──────── Exercise data ────────

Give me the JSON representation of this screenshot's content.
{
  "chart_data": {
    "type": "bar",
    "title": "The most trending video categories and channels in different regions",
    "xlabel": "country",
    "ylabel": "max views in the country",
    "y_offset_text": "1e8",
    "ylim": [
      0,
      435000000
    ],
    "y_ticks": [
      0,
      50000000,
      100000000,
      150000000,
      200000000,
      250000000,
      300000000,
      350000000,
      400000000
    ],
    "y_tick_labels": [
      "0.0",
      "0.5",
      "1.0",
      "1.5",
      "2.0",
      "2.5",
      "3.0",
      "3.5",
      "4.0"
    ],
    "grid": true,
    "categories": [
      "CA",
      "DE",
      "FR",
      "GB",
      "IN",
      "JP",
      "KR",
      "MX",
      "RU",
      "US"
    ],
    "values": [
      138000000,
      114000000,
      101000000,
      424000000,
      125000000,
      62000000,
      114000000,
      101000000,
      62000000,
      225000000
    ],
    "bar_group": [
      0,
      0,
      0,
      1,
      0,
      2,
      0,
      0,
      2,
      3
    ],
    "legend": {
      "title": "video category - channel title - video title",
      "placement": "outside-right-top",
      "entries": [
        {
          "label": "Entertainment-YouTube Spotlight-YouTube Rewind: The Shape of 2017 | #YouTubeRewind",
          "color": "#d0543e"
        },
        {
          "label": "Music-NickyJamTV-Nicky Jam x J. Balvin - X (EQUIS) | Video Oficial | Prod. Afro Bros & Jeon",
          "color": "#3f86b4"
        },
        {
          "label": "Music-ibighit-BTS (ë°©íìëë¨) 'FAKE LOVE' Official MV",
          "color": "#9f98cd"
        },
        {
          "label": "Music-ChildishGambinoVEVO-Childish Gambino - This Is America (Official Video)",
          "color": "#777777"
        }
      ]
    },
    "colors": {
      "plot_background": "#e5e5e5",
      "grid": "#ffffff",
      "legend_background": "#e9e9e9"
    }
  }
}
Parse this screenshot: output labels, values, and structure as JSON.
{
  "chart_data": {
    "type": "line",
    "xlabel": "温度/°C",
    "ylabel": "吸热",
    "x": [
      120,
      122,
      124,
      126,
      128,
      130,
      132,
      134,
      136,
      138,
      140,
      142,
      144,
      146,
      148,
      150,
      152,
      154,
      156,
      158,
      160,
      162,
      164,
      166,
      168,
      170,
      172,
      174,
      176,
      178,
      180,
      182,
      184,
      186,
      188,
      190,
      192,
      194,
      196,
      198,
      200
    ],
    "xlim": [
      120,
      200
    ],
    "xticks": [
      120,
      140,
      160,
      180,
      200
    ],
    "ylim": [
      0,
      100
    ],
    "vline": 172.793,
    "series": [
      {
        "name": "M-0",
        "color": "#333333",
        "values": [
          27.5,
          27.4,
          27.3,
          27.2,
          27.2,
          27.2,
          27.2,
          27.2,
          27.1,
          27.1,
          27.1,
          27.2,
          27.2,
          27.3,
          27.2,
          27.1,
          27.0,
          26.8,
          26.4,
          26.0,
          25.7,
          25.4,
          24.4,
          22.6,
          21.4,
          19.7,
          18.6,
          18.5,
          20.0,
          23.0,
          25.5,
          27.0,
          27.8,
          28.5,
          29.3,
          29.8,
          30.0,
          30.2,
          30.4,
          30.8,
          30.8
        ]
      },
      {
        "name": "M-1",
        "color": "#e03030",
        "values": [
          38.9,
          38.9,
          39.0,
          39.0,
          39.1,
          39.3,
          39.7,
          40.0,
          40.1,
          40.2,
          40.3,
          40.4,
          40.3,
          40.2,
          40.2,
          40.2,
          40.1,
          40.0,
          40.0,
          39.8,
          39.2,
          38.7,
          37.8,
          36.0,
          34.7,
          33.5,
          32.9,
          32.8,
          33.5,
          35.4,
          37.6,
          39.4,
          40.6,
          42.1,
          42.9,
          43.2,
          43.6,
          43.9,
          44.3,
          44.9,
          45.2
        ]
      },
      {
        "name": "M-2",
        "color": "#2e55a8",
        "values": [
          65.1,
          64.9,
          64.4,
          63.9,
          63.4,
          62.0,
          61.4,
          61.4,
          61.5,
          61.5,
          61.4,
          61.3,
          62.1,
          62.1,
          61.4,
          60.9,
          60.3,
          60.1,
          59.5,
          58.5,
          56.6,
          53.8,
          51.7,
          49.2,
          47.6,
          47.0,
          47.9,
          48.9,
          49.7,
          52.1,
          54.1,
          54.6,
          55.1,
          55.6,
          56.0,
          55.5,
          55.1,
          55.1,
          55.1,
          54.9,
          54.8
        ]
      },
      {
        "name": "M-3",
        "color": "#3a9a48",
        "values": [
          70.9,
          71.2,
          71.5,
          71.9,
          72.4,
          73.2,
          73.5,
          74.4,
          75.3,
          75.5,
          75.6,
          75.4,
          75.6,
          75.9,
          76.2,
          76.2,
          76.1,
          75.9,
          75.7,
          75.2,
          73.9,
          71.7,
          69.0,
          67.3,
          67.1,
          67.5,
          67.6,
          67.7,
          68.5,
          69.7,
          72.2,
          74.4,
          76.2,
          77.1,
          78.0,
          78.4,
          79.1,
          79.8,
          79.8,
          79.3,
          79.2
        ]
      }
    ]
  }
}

────────

Each line of the material must be restated exactly.

• Answer for this exercise
Give me the JSON representation of this screenshot's content.
{
  "chart_data": {
    "type": "bar",
    "title": "The most trending video categories and channels in different regions",
    "xlabel": "country",
    "ylabel": "max views in the country",
    "y_offset_text": "1e8",
    "ylim": [
      0,
      435000000
    ],
    "y_ticks": [
      0,
      50000000,
      100000000,
      150000000,
      200000000,
      250000000,
      300000000,
      350000000,
      400000000
    ],
    "y_tick_labels": [
      "0.0",
      "0.5",
      "1.0",
      "1.5",
      "2.0",
      "2.5",
      "3.0",
      "3.5",
      "4.0"
    ],
    "grid": true,
    "categories": [
      "CA",
      "DE",
      "FR",
      "GB",
      "IN",
      "JP",
      "KR",
      "MX",
      "RU",
      "US"
    ],
    "values": [
      138000000,
      114000000,
      101000000,
      424000000,
      125000000,
      62000000,
      114000000,
      101000000,
      62000000,
      225000000
    ],
    "bar_group": [
      0,
      0,
      0,
      1,
      0,
      2,
      0,
      0,
      2,
      3
    ],
    "legend": {
      "title": "video category - channel title - video title",
      "placement": "outside-right-top",
      "entries": [
        {
          "label": "Entertainment-YouTube Spotlight-YouTube Rewind: The Shape of 2017 | #YouTubeRewind",
          "color": "#d0543e"
        },
        {
          "label": "Music-NickyJamTV-Nicky Jam x J. Balvin - X (EQUIS) | Video Oficial | Prod. Afro Bros & Jeon",
          "color": "#3f86b4"
        },
        {
          "label": "Music-ibighit-BTS (ë°©íìëë¨) 'FAKE LOVE' Official MV",
          "color": "#9f98cd"
        },
        {
          "label": "Music-ChildishGambinoVEVO-Childish Gambino - This Is America (Official Video)",
          "color": "#777777"
        }
      ]
    },
    "colors": {
      "plot_background": "#e5e5e5",
      "grid": "#ffffff",
      "legend_background": "#e9e9e9"
    }
  }
}
Parse this screenshot: output labels, values, and structure as JSON.
{
  "chart_data": {
    "type": "line",
    "xlabel": "温度/°C",
    "ylabel": "吸热",
    "x": [
      120,
      122,
      124,
      126,
      128,
      130,
      132,
      134,
      136,
      138,
      140,
      142,
      144,
      146,
      148,
      150,
      152,
      154,
      156,
      158,
      160,
      162,
      164,
      166,
      168,
      170,
      172,
      174,
      176,
      178,
      180,
      182,
      184,
      186,
      188,
      190,
      192,
      194,
      196,
      198,
      200
    ],
    "xlim": [
      120,
      200
    ],
    "xticks": [
      120,
      140,
      160,
      180,
      200
    ],
    "ylim": [
      0,
      100
    ],
    "vline": 172.793,
    "series": [
      {
        "name": "M-0",
        "color": "#333333",
        "values": [
          27.5,
          27.4,
          27.3,
          27.2,
          27.2,
          27.2,
          27.2,
          27.2,
          27.1,
          27.1,
          27.1,
          27.2,
          27.2,
          27.3,
          27.2,
          27.1,
          27.0,
          26.8,
          26.4,
          26.0,
          25.7,
          25.4,
          24.4,
          22.6,
          21.4,
          19.7,
          18.6,
          18.5,
          20.0,
          23.0,
          25.5,
          27.0,
          27.8,
          28.5,
          29.3,
          29.8,
          30.0,
          30.2,
          30.4,
          30.8,
          30.8
        ]
      },
      {
        "name": "M-1",
        "color": "#e03030",
        "values": [
          38.9,
          38.9,
          39.0,
          39.0,
          39.1,
          39.3,
          39.7,
          40.0,
          40.1,
          40.2,
          40.3,
          40.4,
          40.3,
          40.2,
          40.2,
          40.2,
          40.1,
          40.0,
          40.0,
          39.8,
          39.2,
          38.7,
          37.8,
          36.0,
          34.7,
          33.5,
          32.9,
          32.8,
          33.5,
          35.4,
          37.6,
          39.4,
          40.6,
          42.1,
          42.9,
          43.2,
          43.6,
          43.9,
          44.3,
          44.9,
          45.2
        ]
      },
      {
        "name": "M-2",
        "color": "#2e55a8",
        "values": [
          65.1,
          64.9,
          64.4,
          63.9,
          63.4,
          62.0,
          61.4,
          61.4,
          61.5,
          61.5,
          61.4,
          61.3,
          62.1,
          62.1,
          61.4,
          60.9,
          60.3,
          60.1,
          59.5,
          58.5,
          56.6,
          53.8,
          51.7,
          49.2,
          47.6,
          47.0,
          47.9,
          48.9,
          49.7,
          52.1,
          54.1,
          54.6,
          55.1,
          55.6,
          56.0,
          55.5,
          55.1,
          55.1,
          55.1,
          54.9,
          54.8
        ]
      },
      {
        "name": "M-3",
        "color": "#3a9a48",
        "values": [
          70.9,
          71.2,
          71.5,
          71.9,
          72.4,
          73.2,
          73.5,
          74.4,
          75.3,
          75.5,
          75.6,
          75.4,
          75.6,
          75.9,
          76.2,
          76.2,
          76.1,
          75.9,
          75.7,
          75.2,
          73.9,
          71.7,
          69.0,
          67.3,
          67.1,
          67.5,
          67.6,
          67.7,
          68.5,
          69.7,
          72.2,
          74.4,
          76.2,
          77.1,
          78.0,
          78.4,
          79.1,
          79.8,
          79.8,
          79.3,
          79.2
        ]
      }
    ]
  }
}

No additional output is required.